**PROBLEM STATEMENT:** Read the lines below. Copy out any that hold the string "only".

Items from a data source:
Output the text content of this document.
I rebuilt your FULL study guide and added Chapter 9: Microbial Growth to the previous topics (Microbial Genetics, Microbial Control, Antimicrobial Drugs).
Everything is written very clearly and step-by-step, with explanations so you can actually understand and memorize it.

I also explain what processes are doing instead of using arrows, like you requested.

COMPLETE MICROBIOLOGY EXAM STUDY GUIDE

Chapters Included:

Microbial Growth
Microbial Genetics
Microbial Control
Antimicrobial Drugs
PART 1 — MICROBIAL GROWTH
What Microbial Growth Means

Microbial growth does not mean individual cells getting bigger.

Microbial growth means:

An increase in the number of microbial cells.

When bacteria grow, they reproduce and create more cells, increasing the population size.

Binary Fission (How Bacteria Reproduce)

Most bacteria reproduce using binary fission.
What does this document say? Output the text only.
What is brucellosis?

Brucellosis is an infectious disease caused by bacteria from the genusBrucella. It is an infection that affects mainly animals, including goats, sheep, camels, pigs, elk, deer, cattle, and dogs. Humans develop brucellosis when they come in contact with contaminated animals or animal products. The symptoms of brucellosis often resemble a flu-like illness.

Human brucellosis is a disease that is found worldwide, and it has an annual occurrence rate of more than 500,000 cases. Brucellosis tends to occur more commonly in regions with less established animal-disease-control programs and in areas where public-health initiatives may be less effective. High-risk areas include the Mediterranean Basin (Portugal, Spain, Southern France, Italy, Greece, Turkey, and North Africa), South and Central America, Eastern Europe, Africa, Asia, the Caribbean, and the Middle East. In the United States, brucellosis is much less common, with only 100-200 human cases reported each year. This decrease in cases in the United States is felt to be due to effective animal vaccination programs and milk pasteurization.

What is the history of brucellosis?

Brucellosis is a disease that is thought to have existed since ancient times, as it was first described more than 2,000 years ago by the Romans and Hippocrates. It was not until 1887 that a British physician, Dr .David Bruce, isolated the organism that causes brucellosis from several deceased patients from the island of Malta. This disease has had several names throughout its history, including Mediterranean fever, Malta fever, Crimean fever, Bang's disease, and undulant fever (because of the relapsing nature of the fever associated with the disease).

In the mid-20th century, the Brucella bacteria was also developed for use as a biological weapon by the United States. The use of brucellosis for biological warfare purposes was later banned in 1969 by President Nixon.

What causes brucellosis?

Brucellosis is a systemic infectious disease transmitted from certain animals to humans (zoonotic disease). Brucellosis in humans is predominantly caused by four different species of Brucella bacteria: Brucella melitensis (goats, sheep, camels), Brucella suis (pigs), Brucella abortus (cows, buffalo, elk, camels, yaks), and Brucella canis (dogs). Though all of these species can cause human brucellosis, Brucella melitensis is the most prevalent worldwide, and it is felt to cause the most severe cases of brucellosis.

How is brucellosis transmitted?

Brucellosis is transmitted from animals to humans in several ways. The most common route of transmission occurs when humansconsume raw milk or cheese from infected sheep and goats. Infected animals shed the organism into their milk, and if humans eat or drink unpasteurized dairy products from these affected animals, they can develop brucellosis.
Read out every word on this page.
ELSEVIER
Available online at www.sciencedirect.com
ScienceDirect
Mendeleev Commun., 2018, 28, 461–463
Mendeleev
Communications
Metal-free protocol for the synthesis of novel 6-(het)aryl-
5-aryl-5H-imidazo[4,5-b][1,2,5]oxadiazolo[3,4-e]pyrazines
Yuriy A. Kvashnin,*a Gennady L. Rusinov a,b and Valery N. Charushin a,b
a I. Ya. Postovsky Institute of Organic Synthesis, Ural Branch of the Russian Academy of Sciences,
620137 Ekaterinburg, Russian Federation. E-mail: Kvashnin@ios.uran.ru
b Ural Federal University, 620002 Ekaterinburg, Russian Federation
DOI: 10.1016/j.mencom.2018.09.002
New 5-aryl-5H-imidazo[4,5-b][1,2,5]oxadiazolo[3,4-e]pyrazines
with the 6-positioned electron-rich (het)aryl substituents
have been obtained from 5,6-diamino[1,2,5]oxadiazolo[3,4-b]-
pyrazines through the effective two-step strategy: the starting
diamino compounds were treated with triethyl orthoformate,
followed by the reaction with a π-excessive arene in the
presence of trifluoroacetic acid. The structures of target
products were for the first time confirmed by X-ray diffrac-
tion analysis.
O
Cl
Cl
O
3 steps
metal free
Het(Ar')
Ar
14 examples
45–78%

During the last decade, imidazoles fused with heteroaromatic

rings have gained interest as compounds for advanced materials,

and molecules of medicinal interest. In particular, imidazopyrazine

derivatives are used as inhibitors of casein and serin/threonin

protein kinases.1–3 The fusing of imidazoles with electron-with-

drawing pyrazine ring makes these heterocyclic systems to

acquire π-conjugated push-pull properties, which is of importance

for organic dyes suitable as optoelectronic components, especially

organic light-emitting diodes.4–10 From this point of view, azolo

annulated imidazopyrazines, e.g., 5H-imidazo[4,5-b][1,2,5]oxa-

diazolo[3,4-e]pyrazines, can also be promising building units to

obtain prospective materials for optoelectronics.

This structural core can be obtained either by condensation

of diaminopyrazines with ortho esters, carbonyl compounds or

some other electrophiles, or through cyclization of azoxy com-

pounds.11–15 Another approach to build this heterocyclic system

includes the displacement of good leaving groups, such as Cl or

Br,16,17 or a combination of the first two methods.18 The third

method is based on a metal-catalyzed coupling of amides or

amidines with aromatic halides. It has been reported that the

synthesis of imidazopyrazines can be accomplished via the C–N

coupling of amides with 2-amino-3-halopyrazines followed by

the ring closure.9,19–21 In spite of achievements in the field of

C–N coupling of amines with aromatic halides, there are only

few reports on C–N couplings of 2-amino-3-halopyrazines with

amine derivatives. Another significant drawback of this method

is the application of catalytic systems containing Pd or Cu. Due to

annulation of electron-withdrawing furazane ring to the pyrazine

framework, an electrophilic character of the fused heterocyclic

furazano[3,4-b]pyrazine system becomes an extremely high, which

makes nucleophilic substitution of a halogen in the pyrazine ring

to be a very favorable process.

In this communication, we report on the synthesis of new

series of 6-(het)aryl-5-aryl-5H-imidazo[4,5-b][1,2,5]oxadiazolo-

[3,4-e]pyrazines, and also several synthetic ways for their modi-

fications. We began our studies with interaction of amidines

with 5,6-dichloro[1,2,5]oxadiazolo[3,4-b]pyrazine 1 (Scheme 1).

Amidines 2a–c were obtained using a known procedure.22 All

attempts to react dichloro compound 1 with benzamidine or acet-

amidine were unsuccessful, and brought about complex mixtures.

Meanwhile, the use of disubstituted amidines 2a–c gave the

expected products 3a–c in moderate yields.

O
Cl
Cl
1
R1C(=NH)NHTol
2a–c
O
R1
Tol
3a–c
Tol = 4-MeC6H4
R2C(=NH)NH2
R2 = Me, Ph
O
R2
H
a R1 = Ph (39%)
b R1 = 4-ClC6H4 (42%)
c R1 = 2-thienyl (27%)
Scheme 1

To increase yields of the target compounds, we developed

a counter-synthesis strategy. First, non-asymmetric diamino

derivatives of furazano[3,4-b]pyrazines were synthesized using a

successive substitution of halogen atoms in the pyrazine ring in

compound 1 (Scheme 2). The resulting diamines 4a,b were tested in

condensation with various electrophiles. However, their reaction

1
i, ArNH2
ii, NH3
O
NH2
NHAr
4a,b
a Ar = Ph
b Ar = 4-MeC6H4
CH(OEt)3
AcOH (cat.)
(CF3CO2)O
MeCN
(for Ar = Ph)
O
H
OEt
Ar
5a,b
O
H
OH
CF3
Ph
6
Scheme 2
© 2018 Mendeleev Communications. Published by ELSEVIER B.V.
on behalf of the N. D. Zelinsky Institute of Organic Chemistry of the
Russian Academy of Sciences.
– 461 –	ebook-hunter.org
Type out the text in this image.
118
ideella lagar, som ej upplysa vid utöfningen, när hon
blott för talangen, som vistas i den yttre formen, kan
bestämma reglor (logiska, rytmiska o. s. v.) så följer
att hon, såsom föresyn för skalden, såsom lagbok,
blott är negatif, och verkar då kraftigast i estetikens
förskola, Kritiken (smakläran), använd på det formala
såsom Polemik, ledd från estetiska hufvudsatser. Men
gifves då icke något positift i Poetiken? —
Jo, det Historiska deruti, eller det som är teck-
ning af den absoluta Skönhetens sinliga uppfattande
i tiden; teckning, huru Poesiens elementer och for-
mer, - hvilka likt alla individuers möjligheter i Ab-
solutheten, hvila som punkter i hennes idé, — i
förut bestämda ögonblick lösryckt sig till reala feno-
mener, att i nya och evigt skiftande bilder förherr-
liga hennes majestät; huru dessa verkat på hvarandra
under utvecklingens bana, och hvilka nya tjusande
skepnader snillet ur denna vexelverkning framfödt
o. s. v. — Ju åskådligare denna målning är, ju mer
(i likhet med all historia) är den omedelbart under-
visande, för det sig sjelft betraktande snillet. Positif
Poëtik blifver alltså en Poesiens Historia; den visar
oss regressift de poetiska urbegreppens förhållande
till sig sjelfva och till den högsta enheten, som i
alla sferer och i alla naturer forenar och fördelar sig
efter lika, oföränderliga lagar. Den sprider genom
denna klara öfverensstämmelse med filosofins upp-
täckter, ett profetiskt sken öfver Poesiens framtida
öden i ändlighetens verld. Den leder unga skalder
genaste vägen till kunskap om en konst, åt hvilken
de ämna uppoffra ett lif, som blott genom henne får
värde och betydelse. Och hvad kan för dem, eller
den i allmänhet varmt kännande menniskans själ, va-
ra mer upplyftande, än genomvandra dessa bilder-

**WRITTEN SOLUTION:**
What does this document say? Output the text only.
Human brucellosis is a disease that is found worldwide, and it has an annual occurrence rate of more than 500,000 cases. Brucellosis tends to occur more commonly in regions with less established animal-disease-control programs and in areas where public-health initiatives may be less effective. High-risk areas include the Mediterranean Basin (Portugal, Spain, Southern France, Italy, Greece, Turkey, and North Africa), South and Central America, Eastern Europe, Africa, Asia, the Caribbean, and the Middle East. In the United States, brucellosis is much less common, with only 100-200 human cases reported each year. This decrease in cases in the United States is felt to be due to effective animal vaccination programs and milk pasteurization.
C–N coupling of amines with aromatic halides, there are only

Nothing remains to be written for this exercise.